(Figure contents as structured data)
|---|
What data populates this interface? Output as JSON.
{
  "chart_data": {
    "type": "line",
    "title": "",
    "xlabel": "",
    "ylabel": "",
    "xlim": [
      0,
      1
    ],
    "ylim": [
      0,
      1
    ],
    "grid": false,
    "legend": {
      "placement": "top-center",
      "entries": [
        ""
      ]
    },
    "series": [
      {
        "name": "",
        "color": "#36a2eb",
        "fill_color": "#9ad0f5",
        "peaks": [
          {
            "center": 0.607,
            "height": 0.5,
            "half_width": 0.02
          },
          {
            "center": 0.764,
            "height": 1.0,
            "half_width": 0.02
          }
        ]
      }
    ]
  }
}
|---|
_The exercise_.
Your answer should be one number: how many lines of the listing include the word "center".

_Response_.
3